:: Goal ::
Filter the entries that follow, copying every line in which the word "adjoints" appears.

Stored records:
_ _ _

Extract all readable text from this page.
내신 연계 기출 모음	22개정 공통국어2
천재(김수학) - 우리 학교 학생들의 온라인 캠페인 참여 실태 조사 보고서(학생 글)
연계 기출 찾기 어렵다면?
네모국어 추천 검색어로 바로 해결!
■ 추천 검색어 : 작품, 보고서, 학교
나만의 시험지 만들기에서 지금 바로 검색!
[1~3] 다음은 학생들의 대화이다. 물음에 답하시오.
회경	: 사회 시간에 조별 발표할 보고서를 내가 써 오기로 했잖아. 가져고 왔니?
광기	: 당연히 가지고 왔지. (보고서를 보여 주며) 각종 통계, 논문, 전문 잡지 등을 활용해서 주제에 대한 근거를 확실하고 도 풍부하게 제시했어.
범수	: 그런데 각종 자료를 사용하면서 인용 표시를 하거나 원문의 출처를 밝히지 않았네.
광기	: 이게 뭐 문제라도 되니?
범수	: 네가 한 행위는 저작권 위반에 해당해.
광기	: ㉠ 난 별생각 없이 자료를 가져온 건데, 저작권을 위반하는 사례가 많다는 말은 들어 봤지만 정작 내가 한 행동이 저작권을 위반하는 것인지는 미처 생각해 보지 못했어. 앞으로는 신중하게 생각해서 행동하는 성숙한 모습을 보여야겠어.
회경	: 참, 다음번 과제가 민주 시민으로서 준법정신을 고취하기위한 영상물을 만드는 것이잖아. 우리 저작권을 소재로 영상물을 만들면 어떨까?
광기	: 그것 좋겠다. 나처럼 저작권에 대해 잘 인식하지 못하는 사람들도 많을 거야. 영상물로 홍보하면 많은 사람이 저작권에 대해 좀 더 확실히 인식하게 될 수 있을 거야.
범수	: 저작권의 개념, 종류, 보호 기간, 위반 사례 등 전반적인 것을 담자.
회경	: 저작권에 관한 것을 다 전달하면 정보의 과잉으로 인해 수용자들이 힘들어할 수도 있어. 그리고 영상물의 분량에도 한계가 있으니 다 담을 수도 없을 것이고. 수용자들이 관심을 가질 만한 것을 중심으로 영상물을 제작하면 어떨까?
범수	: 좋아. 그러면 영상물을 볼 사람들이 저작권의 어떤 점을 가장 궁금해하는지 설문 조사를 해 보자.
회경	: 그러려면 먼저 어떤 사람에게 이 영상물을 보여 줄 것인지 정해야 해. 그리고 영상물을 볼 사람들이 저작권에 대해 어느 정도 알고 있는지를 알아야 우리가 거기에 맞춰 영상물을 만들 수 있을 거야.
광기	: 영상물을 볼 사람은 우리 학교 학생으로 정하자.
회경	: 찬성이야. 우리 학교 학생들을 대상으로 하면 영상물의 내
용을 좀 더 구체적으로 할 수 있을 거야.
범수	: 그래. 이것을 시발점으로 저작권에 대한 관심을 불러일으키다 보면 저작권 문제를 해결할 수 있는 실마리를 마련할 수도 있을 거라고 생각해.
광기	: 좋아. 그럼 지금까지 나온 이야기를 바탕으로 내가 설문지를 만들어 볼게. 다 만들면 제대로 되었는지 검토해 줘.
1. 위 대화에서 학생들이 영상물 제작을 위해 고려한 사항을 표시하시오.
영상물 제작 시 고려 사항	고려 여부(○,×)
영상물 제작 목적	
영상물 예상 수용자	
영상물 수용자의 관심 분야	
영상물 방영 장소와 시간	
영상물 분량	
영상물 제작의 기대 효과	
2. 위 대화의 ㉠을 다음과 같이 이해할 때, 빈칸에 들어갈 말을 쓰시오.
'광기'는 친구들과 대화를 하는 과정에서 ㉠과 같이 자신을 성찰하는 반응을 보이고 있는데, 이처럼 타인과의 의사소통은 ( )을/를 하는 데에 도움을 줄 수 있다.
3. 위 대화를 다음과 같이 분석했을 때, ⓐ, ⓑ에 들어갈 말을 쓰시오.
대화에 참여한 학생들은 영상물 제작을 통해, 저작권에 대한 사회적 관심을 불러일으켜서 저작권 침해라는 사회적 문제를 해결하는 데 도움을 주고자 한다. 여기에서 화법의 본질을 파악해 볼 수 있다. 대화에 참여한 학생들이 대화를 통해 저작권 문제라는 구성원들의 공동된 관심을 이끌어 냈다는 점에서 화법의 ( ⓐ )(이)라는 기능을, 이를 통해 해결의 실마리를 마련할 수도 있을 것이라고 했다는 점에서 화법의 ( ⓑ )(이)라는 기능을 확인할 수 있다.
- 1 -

_ _ _

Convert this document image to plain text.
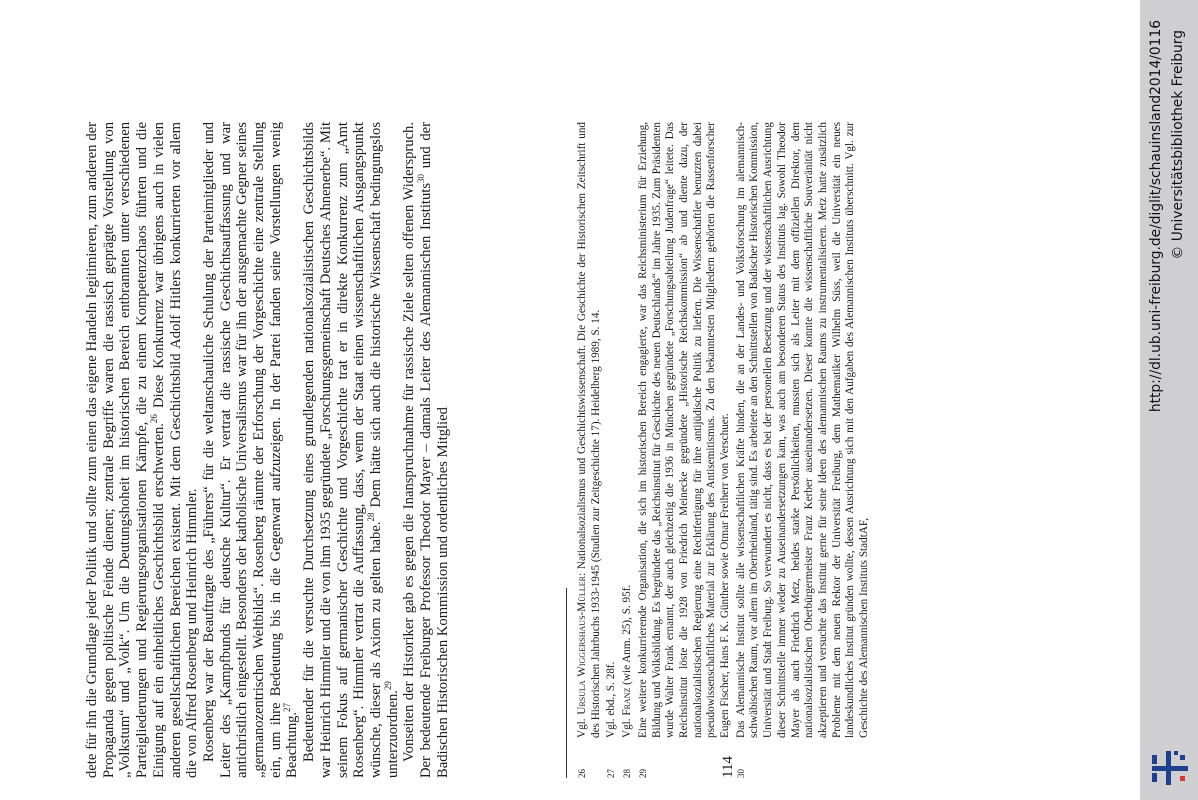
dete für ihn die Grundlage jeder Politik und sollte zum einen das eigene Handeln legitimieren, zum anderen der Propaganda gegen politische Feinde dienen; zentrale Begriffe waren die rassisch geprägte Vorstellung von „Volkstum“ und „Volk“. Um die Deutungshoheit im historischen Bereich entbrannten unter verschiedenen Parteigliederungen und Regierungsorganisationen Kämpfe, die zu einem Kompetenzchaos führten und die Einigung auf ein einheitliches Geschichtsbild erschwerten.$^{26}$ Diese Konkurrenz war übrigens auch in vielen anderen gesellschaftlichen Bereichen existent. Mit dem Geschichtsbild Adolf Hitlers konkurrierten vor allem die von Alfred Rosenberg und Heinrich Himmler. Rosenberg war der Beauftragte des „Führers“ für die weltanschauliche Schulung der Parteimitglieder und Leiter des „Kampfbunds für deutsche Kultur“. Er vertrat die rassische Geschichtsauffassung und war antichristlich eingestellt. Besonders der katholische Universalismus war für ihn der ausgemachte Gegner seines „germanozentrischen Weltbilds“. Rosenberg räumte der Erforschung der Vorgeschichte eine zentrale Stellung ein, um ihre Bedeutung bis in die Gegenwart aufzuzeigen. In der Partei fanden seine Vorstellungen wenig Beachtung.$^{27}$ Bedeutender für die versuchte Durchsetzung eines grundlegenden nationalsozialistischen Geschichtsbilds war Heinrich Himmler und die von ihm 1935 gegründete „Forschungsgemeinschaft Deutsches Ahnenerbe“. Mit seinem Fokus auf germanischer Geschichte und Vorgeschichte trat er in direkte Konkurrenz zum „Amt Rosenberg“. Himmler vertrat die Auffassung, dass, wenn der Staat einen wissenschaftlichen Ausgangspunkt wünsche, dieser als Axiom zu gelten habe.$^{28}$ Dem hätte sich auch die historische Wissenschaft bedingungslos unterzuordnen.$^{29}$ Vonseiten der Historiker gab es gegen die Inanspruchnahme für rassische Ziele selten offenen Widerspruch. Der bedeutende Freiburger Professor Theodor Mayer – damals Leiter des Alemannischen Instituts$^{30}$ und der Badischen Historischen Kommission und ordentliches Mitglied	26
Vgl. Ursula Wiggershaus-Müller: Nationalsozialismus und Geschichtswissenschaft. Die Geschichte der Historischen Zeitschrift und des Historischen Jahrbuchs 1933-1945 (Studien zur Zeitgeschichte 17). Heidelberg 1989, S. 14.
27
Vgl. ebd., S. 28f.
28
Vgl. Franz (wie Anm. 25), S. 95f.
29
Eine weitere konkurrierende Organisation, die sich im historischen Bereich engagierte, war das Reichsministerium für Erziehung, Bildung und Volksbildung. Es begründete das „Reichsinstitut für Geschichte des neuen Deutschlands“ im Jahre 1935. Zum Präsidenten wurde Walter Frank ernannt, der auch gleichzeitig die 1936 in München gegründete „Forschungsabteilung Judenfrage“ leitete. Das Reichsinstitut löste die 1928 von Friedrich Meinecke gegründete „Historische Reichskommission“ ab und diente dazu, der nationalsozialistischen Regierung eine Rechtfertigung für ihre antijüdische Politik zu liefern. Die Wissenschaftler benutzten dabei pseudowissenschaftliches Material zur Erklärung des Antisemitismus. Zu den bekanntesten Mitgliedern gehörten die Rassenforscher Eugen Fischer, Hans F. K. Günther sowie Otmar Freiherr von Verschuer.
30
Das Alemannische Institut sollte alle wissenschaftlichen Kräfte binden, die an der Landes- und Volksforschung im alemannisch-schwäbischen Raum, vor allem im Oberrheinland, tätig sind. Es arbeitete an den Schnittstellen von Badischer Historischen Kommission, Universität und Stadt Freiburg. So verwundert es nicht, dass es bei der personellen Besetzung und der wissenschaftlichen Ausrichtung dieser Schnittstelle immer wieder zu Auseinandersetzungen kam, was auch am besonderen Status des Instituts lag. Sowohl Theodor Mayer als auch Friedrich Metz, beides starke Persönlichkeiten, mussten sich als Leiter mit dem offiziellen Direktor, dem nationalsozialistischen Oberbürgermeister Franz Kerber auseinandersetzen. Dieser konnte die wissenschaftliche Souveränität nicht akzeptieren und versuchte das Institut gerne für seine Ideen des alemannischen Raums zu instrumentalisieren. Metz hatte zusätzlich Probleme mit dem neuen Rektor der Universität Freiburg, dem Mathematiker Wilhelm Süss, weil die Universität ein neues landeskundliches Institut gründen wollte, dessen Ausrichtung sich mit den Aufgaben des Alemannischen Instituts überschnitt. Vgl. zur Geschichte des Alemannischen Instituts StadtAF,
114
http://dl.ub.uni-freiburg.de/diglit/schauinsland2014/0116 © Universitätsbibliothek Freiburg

_ _ _

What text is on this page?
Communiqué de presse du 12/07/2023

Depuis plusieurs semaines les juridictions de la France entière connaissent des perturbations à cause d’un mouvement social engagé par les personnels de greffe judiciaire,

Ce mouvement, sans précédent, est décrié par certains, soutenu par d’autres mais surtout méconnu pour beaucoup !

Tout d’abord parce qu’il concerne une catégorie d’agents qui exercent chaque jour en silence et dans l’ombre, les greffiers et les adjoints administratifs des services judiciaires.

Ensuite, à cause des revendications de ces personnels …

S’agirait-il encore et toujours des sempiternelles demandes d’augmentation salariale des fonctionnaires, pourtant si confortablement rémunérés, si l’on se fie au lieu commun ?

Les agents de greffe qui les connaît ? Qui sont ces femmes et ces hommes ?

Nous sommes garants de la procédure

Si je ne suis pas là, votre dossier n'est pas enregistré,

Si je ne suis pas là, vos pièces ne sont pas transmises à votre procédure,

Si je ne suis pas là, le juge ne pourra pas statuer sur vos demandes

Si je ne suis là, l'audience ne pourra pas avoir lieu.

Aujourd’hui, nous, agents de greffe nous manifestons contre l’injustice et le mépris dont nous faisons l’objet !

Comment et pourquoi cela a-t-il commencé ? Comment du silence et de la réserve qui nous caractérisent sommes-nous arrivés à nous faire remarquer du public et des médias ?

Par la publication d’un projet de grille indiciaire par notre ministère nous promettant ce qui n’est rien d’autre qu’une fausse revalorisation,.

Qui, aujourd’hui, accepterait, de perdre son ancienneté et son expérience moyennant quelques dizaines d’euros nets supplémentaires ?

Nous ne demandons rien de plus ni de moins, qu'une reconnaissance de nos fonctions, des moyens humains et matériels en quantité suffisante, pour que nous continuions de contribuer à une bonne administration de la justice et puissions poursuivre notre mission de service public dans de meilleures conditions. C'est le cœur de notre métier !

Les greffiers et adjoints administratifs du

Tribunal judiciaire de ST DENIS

_ _ _

:: Answer for this exercise ::
Tout d’abord parce qu’il concerne une catégorie d’agents qui exercent chaque jour en silence et dans l’ombre, les greffiers et les adjoints administratifs des services judiciaires.
Les greffiers et adjoints administratifs du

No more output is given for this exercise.